-- Written request --
Only the lines from the line containing "What's the underlying" through the final line of the entries should be printed, exactly as given, with the pictures left out.

━━━━━ Materials provided

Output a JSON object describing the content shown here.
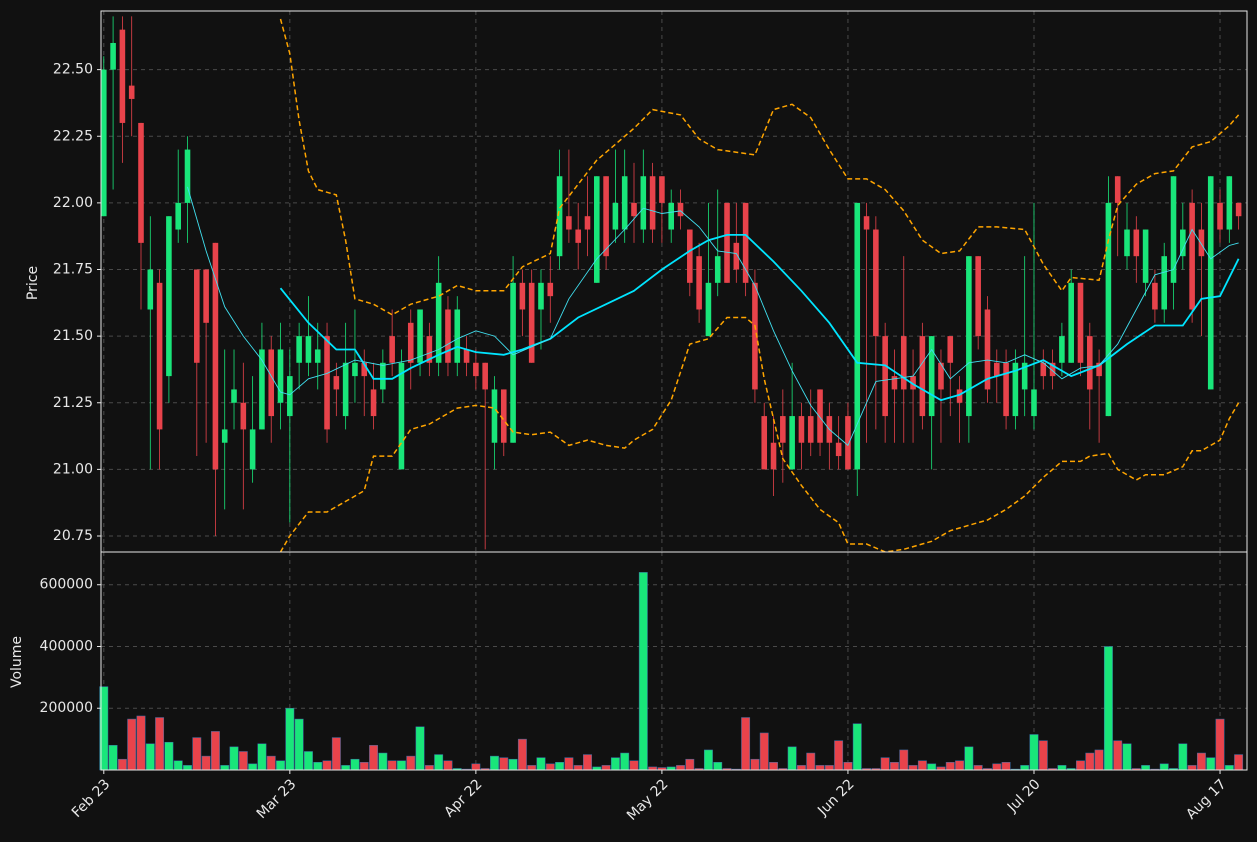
{
  "chart_data": [
    {
      "type": "candlestick",
      "y_label": "Price",
      "grid": true,
      "up_color": "#19e67a",
      "down_color": "#e8434b",
      "xlim": [
        -0.3,
        122.9
      ],
      "ylim": [
        20.69,
        22.72
      ],
      "yticks": [
        {
          "value": 20.75,
          "label": "20.75"
        },
        {
          "value": 21,
          "label": "21.00"
        },
        {
          "value": 21.25,
          "label": "21.25"
        },
        {
          "value": 21.5,
          "label": "21.50"
        },
        {
          "value": 21.75,
          "label": "21.75"
        },
        {
          "value": 22,
          "label": "22.00"
        },
        {
          "value": 22.25,
          "label": "22.25"
        },
        {
          "value": 22.5,
          "label": "22.50"
        }
      ],
      "open": [
        21.95,
        22.5,
        22.65,
        22.44,
        22.3,
        21.6,
        21.7,
        21.35,
        21.9,
        22.0,
        21.75,
        21.75,
        21.85,
        21.1,
        21.25,
        21.25,
        21.0,
        21.15,
        21.45,
        21.25,
        21.2,
        21.4,
        21.4,
        21.4,
        21.5,
        21.35,
        21.2,
        21.35,
        21.4,
        21.3,
        21.3,
        21.5,
        21.0,
        21.55,
        21.4,
        21.5,
        21.4,
        21.6,
        21.4,
        21.45,
        21.4,
        21.4,
        21.1,
        21.3,
        21.1,
        21.7,
        21.7,
        21.6,
        21.7,
        21.8,
        21.95,
        21.9,
        21.95,
        21.7,
        22.1,
        21.9,
        21.9,
        22.0,
        21.9,
        22.1,
        22.1,
        21.9,
        22.0,
        21.9,
        21.8,
        21.5,
        21.7,
        22.0,
        21.85,
        22.0,
        21.7,
        21.2,
        21.1,
        21.2,
        21.0,
        21.2,
        21.2,
        21.3,
        21.2,
        21.1,
        21.2,
        21.0,
        21.95,
        21.9,
        21.5,
        21.35,
        21.5,
        21.35,
        21.5,
        21.2,
        21.4,
        21.5,
        21.3,
        21.2,
        21.8,
        21.6,
        21.4,
        21.4,
        21.2,
        21.3,
        21.2,
        21.4,
        21.4,
        21.4,
        21.4,
        21.7,
        21.5,
        21.4,
        21.2,
        22.1,
        21.8,
        21.9,
        21.7,
        21.7,
        21.6,
        21.7,
        21.8,
        22.0,
        21.9,
        21.3,
        22.0,
        21.9,
        22.0
      ],
      "high": [
        22.55,
        22.7,
        22.7,
        22.7,
        22.3,
        21.95,
        21.75,
        21.95,
        22.2,
        22.25,
        21.75,
        21.75,
        21.85,
        21.45,
        21.45,
        21.4,
        21.35,
        21.55,
        21.5,
        21.55,
        21.45,
        21.55,
        21.65,
        21.55,
        21.55,
        21.4,
        21.55,
        21.6,
        21.45,
        21.4,
        21.45,
        21.6,
        21.45,
        21.6,
        21.6,
        21.55,
        21.8,
        21.65,
        21.65,
        21.5,
        21.45,
        21.4,
        21.35,
        21.3,
        21.8,
        21.75,
        21.75,
        21.75,
        21.8,
        22.2,
        22.2,
        22.0,
        22.1,
        22.1,
        22.1,
        22.2,
        22.2,
        22.15,
        22.2,
        22.15,
        22.1,
        22.05,
        22.05,
        21.9,
        21.85,
        22.0,
        22.05,
        22.0,
        22.0,
        22.0,
        21.75,
        21.25,
        21.2,
        21.3,
        21.4,
        21.25,
        21.3,
        21.3,
        21.25,
        21.2,
        21.25,
        22.0,
        22.0,
        21.95,
        21.55,
        21.45,
        21.8,
        21.45,
        21.55,
        21.5,
        21.45,
        21.5,
        21.35,
        21.8,
        21.8,
        21.65,
        21.45,
        21.45,
        21.45,
        21.8,
        22.0,
        21.45,
        21.45,
        21.55,
        21.75,
        21.7,
        21.55,
        21.45,
        22.1,
        22.1,
        22.0,
        21.95,
        21.9,
        21.75,
        21.85,
        22.1,
        22.0,
        22.05,
        22.0,
        22.1,
        22.05,
        22.1,
        22.0
      ],
      "low": [
        21.95,
        22.05,
        22.15,
        22.25,
        21.6,
        21.0,
        21.0,
        21.25,
        21.85,
        21.85,
        21.05,
        21.1,
        20.75,
        20.85,
        21.15,
        20.85,
        20.95,
        21.15,
        21.1,
        21.15,
        20.8,
        21.3,
        21.35,
        21.3,
        21.1,
        21.2,
        21.15,
        21.25,
        21.2,
        21.15,
        21.25,
        21.35,
        21.0,
        21.3,
        21.35,
        21.35,
        21.35,
        21.35,
        21.35,
        21.35,
        21.3,
        20.7,
        21.0,
        21.05,
        21.1,
        21.5,
        21.4,
        21.45,
        21.55,
        21.75,
        21.85,
        21.75,
        21.8,
        21.7,
        21.75,
        21.85,
        21.85,
        21.85,
        21.85,
        21.85,
        21.85,
        21.85,
        21.9,
        21.65,
        21.55,
        21.5,
        21.65,
        21.7,
        21.7,
        21.65,
        21.25,
        21.0,
        20.9,
        20.95,
        21.0,
        21.0,
        21.05,
        21.05,
        21.0,
        21.0,
        21.0,
        20.9,
        21.1,
        21.15,
        21.1,
        21.1,
        21.1,
        21.1,
        21.15,
        21.0,
        21.1,
        21.2,
        21.1,
        21.1,
        21.45,
        21.25,
        21.25,
        21.15,
        21.15,
        21.2,
        21.15,
        21.3,
        21.3,
        21.35,
        21.4,
        21.35,
        21.15,
        21.1,
        21.2,
        21.8,
        21.75,
        21.7,
        21.65,
        21.55,
        21.55,
        21.6,
        21.75,
        21.55,
        21.5,
        21.3,
        21.85,
        21.85,
        21.9
      ],
      "close": [
        22.5,
        22.6,
        22.3,
        22.39,
        21.85,
        21.75,
        21.15,
        21.95,
        22.0,
        22.2,
        21.4,
        21.55,
        21.0,
        21.15,
        21.3,
        21.15,
        21.15,
        21.45,
        21.2,
        21.45,
        21.35,
        21.5,
        21.5,
        21.45,
        21.15,
        21.3,
        21.4,
        21.4,
        21.35,
        21.2,
        21.4,
        21.4,
        21.4,
        21.4,
        21.6,
        21.4,
        21.7,
        21.4,
        21.6,
        21.4,
        21.35,
        21.3,
        21.3,
        21.1,
        21.7,
        21.6,
        21.4,
        21.7,
        21.65,
        22.1,
        21.9,
        21.85,
        21.9,
        22.1,
        21.8,
        22.0,
        22.1,
        21.95,
        22.1,
        21.9,
        22.0,
        22.0,
        21.95,
        21.7,
        21.6,
        21.7,
        21.8,
        21.7,
        21.75,
        21.7,
        21.3,
        21.0,
        21.0,
        21.1,
        21.2,
        21.1,
        21.1,
        21.1,
        21.1,
        21.05,
        21.0,
        22.0,
        21.9,
        21.5,
        21.2,
        21.3,
        21.3,
        21.3,
        21.2,
        21.5,
        21.3,
        21.4,
        21.25,
        21.8,
        21.5,
        21.3,
        21.35,
        21.2,
        21.4,
        21.4,
        21.3,
        21.35,
        21.35,
        21.5,
        21.7,
        21.4,
        21.3,
        21.35,
        22.0,
        22.0,
        21.9,
        21.8,
        21.9,
        21.6,
        21.8,
        22.1,
        21.9,
        21.6,
        21.8,
        22.1,
        21.9,
        22.1,
        21.95
      ],
      "lines": [
        {
          "color": "#00e5ff",
          "width": 1.8,
          "dash": false,
          "x": [
            19,
            22,
            25,
            27,
            29,
            31,
            33,
            36,
            38,
            40,
            43,
            45,
            48,
            51,
            54,
            57,
            60,
            63,
            65,
            67,
            69,
            72,
            75,
            78,
            81,
            84,
            87,
            90,
            92,
            95,
            98,
            101,
            104,
            107,
            110,
            113,
            116,
            118,
            120,
            122
          ],
          "values": [
            21.68,
            21.55,
            21.45,
            21.45,
            21.34,
            21.34,
            21.38,
            21.43,
            21.46,
            21.44,
            21.43,
            21.45,
            21.49,
            21.57,
            21.62,
            21.67,
            21.75,
            21.82,
            21.86,
            21.88,
            21.88,
            21.78,
            21.67,
            21.55,
            21.4,
            21.39,
            21.32,
            21.26,
            21.28,
            21.34,
            21.37,
            21.41,
            21.35,
            21.39,
            21.47,
            21.54,
            21.54,
            21.64,
            21.65,
            21.79
          ]
        },
        {
          "color": "#40e0f0",
          "width": 0.9,
          "dash": false,
          "x": [
            9,
            11,
            13,
            15,
            17,
            19,
            20,
            22,
            24,
            27,
            30,
            33,
            36,
            38,
            40,
            42,
            44,
            46,
            48,
            50,
            53,
            56,
            58,
            60,
            62,
            64,
            66,
            68,
            70,
            72,
            74,
            76,
            78,
            80,
            83,
            85,
            87,
            89,
            91,
            93,
            95,
            97,
            99,
            101,
            103,
            105,
            107,
            109,
            111,
            113,
            115,
            117,
            119,
            121,
            122
          ],
          "values": [
            22.06,
            21.82,
            21.61,
            21.5,
            21.41,
            21.29,
            21.28,
            21.34,
            21.36,
            21.41,
            21.39,
            21.41,
            21.45,
            21.49,
            21.52,
            21.5,
            21.43,
            21.46,
            21.49,
            21.64,
            21.79,
            21.9,
            21.98,
            21.96,
            21.97,
            21.91,
            21.82,
            21.81,
            21.69,
            21.52,
            21.37,
            21.24,
            21.15,
            21.09,
            21.33,
            21.34,
            21.35,
            21.45,
            21.34,
            21.4,
            21.41,
            21.4,
            21.43,
            21.4,
            21.34,
            21.38,
            21.39,
            21.47,
            21.6,
            21.73,
            21.75,
            21.9,
            21.79,
            21.84,
            21.85
          ]
        },
        {
          "color": "#ffa500",
          "width": 1.5,
          "dash": true,
          "x": [
            19,
            20,
            21,
            22,
            23,
            25,
            26,
            27,
            29,
            31,
            33,
            35,
            36,
            38,
            40,
            43,
            45,
            48,
            49,
            51,
            53,
            55,
            57,
            59,
            62,
            64,
            66,
            68,
            70,
            72,
            74,
            76,
            78,
            80,
            82,
            84,
            86,
            88,
            90,
            92,
            94,
            96,
            99,
            101,
            103,
            104,
            107,
            108,
            109,
            111,
            113,
            115,
            117,
            119,
            121,
            122
          ],
          "values": [
            22.69,
            22.56,
            22.31,
            22.12,
            22.05,
            22.03,
            21.86,
            21.64,
            21.62,
            21.58,
            21.62,
            21.64,
            21.65,
            21.69,
            21.67,
            21.67,
            21.76,
            21.81,
            21.98,
            22.07,
            22.16,
            22.22,
            22.28,
            22.35,
            22.33,
            22.24,
            22.2,
            22.19,
            22.18,
            22.35,
            22.37,
            22.32,
            22.2,
            22.09,
            22.09,
            22.05,
            21.97,
            21.86,
            21.81,
            21.82,
            21.91,
            21.91,
            21.9,
            21.77,
            21.67,
            21.72,
            21.71,
            21.86,
            21.99,
            22.07,
            22.11,
            22.12,
            22.21,
            22.23,
            22.29,
            22.33
          ]
        },
        {
          "color": "#ffa500",
          "width": 1.5,
          "dash": true,
          "x": [
            19,
            20,
            22,
            24,
            26,
            28,
            29,
            31,
            33,
            35,
            37,
            38,
            40,
            42,
            44,
            46,
            48,
            50,
            52,
            54,
            56,
            57,
            59,
            61,
            63,
            65,
            67,
            69,
            70,
            71,
            72,
            73,
            75,
            77,
            79,
            80,
            82,
            84,
            86,
            89,
            91,
            93,
            95,
            97,
            99,
            101,
            103,
            105,
            106,
            108,
            109,
            111,
            112,
            114,
            116,
            117,
            118,
            120,
            121,
            122
          ],
          "values": [
            20.69,
            20.75,
            20.84,
            20.84,
            20.88,
            20.92,
            21.05,
            21.05,
            21.15,
            21.17,
            21.21,
            21.23,
            21.24,
            21.23,
            21.14,
            21.13,
            21.14,
            21.09,
            21.11,
            21.09,
            21.08,
            21.11,
            21.15,
            21.26,
            21.47,
            21.49,
            21.57,
            21.57,
            21.54,
            21.34,
            21.19,
            21.04,
            20.94,
            20.85,
            20.8,
            20.72,
            20.72,
            20.69,
            20.7,
            20.73,
            20.77,
            20.79,
            20.81,
            20.85,
            20.9,
            20.97,
            21.03,
            21.03,
            21.05,
            21.06,
            21.0,
            20.96,
            20.98,
            20.98,
            21.01,
            21.07,
            21.07,
            21.11,
            21.19,
            21.25
          ]
        }
      ]
    },
    {
      "type": "bar",
      "y_label": "Volume",
      "grid": true,
      "xlim": [
        -0.3,
        122.9
      ],
      "ylim": [
        0,
        706000
      ],
      "yticks": [
        200000,
        400000,
        600000
      ],
      "xticks": [
        {
          "value": 0,
          "label": "Feb 23"
        },
        {
          "value": 20,
          "label": "Mar 23"
        },
        {
          "value": 40,
          "label": "Apr 22"
        },
        {
          "value": 60,
          "label": "May 22"
        },
        {
          "value": 80,
          "label": "Jun 22"
        },
        {
          "value": 100,
          "label": "Jul 20"
        },
        {
          "value": 120,
          "label": "Aug 17"
        }
      ],
      "values": [
        270000,
        80000,
        35000,
        165000,
        175000,
        85000,
        170000,
        90000,
        30000,
        15000,
        105000,
        45000,
        125000,
        15000,
        75000,
        60000,
        20000,
        85000,
        45000,
        30000,
        200000,
        165000,
        60000,
        25000,
        30000,
        105000,
        15000,
        35000,
        25000,
        80000,
        55000,
        30000,
        30000,
        45000,
        140000,
        15000,
        50000,
        30000,
        5000,
        3000,
        20000,
        5000,
        45000,
        40000,
        35000,
        100000,
        15000,
        40000,
        20000,
        25000,
        40000,
        15000,
        50000,
        10000,
        15000,
        40000,
        55000,
        30000,
        640000,
        10000,
        8000,
        10000,
        15000,
        35000,
        5000,
        65000,
        25000,
        5000,
        3000,
        170000,
        35000,
        120000,
        25000,
        5000,
        75000,
        15000,
        55000,
        15000,
        15000,
        95000,
        25000,
        150000,
        5000,
        5000,
        40000,
        25000,
        65000,
        15000,
        30000,
        20000,
        10000,
        25000,
        30000,
        75000,
        15000,
        5000,
        20000,
        25000,
        3000,
        15000,
        115000,
        95000,
        5000,
        15000,
        5000,
        30000,
        55000,
        65000,
        400000,
        95000,
        85000,
        5000,
        15000,
        3000,
        20000,
        5000,
        85000,
        15000,
        55000,
        40000,
        165000,
        15000,
        50000
      ]
    }
  ]
}
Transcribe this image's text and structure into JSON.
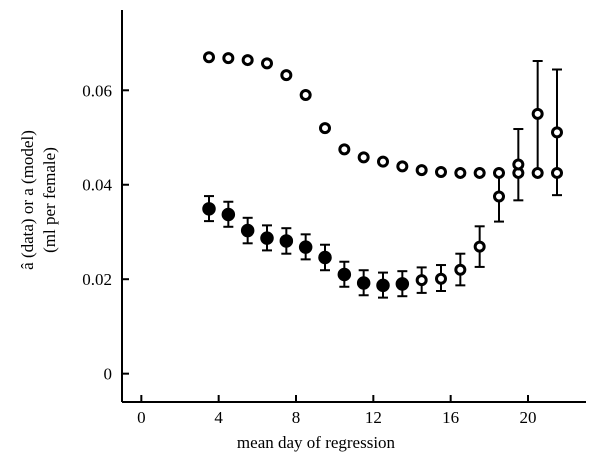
{
  "chart_data": {
    "type": "scatter",
    "xlabel": "mean day of regression",
    "ylabel_line1": "â (data) or a (model)",
    "ylabel_line2": "(ml per female)",
    "xlim": [
      -1,
      23
    ],
    "ylim": [
      -0.006,
      0.077
    ],
    "xticks": [
      0,
      4,
      8,
      12,
      16,
      20
    ],
    "yticks": [
      0,
      0.02,
      0.04,
      0.06
    ],
    "ytick_labels": [
      "0",
      "0.02",
      "0.04",
      "0.06"
    ],
    "grid": false,
    "series": [
      {
        "marker": "open",
        "x": [
          3.5,
          4.5,
          5.5,
          6.5,
          7.5,
          8.5,
          9.5,
          10.5,
          11.5,
          12.5,
          13.5,
          14.5,
          15.5,
          16.5,
          17.5,
          18.5,
          19.5,
          20.5,
          21.5
        ],
        "y": [
          0.067,
          0.0668,
          0.0664,
          0.0657,
          0.0632,
          0.059,
          0.052,
          0.0475,
          0.0458,
          0.0449,
          0.0439,
          0.0431,
          0.0427,
          0.0425,
          0.0425,
          0.0425,
          0.0425,
          0.0425,
          0.0425
        ]
      },
      {
        "marker": "filled",
        "x": [
          3.5,
          4.5,
          5.5,
          6.5,
          7.5,
          8.5,
          9.5,
          10.5,
          11.5,
          12.5,
          13.5
        ],
        "y": [
          0.0349,
          0.0337,
          0.0303,
          0.0287,
          0.0281,
          0.0268,
          0.0246,
          0.021,
          0.0192,
          0.0187,
          0.019
        ],
        "err_low": [
          0.0323,
          0.0311,
          0.0276,
          0.0261,
          0.0254,
          0.0242,
          0.0219,
          0.0184,
          0.0166,
          0.0161,
          0.0164
        ],
        "err_high": [
          0.0376,
          0.0364,
          0.033,
          0.0314,
          0.0308,
          0.0295,
          0.0273,
          0.0237,
          0.0219,
          0.0214,
          0.0217
        ]
      },
      {
        "marker": "open",
        "x": [
          14.5,
          15.5,
          16.5,
          17.5,
          18.5,
          19.5,
          20.5,
          21.5
        ],
        "y": [
          0.0198,
          0.0201,
          0.022,
          0.0269,
          0.0375,
          0.0443,
          0.055,
          0.0511
        ],
        "err_low": [
          0.0171,
          0.0175,
          0.0187,
          0.0226,
          0.0322,
          0.0367,
          0.0425,
          0.0378
        ],
        "err_high": [
          0.0225,
          0.023,
          0.0254,
          0.0312,
          0.0427,
          0.0518,
          0.0662,
          0.0644
        ]
      }
    ]
  }
}
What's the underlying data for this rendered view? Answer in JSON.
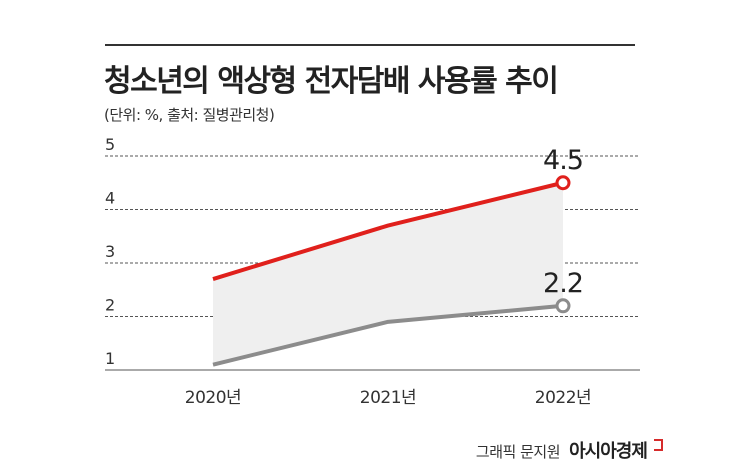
{
  "header": {
    "title": "청소년의 액상형 전자담배 사용률 추이",
    "subtitle": "(단위: %, 출처: 질병관리청)"
  },
  "credit": {
    "text": "그래픽 문지원",
    "brand": "아시아경제"
  },
  "chart_data": {
    "type": "line",
    "title": "청소년의 액상형 전자담배 사용률 추이",
    "subtitle": "(단위: %, 출처: 질병관리청)",
    "categories": [
      "2020년",
      "2021년",
      "2022년"
    ],
    "ylim": [
      1,
      5
    ],
    "yticks": [
      1,
      2,
      3,
      4,
      5
    ],
    "grid": true,
    "series": [
      {
        "values": [
          2.7,
          3.7,
          4.5
        ],
        "color": "#e0201c",
        "end_label": "4.5"
      },
      {
        "values": [
          1.1,
          1.9,
          2.2
        ],
        "color": "#8c8c8c",
        "end_label": "2.2"
      }
    ],
    "shade_color": "#efefef"
  }
}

━━━━━━━━━━

-- The solution --
What's the underlying data for this rendered view? Answer in JSON.
{
  "header": {
    "title": "청소년의 액상형 전자담배 사용률 추이",
    "subtitle": "(단위: %, 출처: 질병관리청)"
  },
  "credit": {
    "text": "그래픽 문지원",
    "brand": "아시아경제"
  },
  "chart_data": {
    "type": "line",
    "title": "청소년의 액상형 전자담배 사용률 추이",
    "subtitle": "(단위: %, 출처: 질병관리청)",
    "categories": [
      "2020년",
      "2021년",
      "2022년"
    ],
    "ylim": [
      1,
      5
    ],
    "yticks": [
      1,
      2,
      3,
      4,
      5
    ],
    "grid": true,
    "series": [
      {
        "values": [
          2.7,
          3.7,
          4.5
        ],
        "color": "#e0201c",
        "end_label": "4.5"
      },
      {
        "values": [
          1.1,
          1.9,
          2.2
        ],
        "color": "#8c8c8c",
        "end_label": "2.2"
      }
    ],
    "shade_color": "#efefef"
  }
}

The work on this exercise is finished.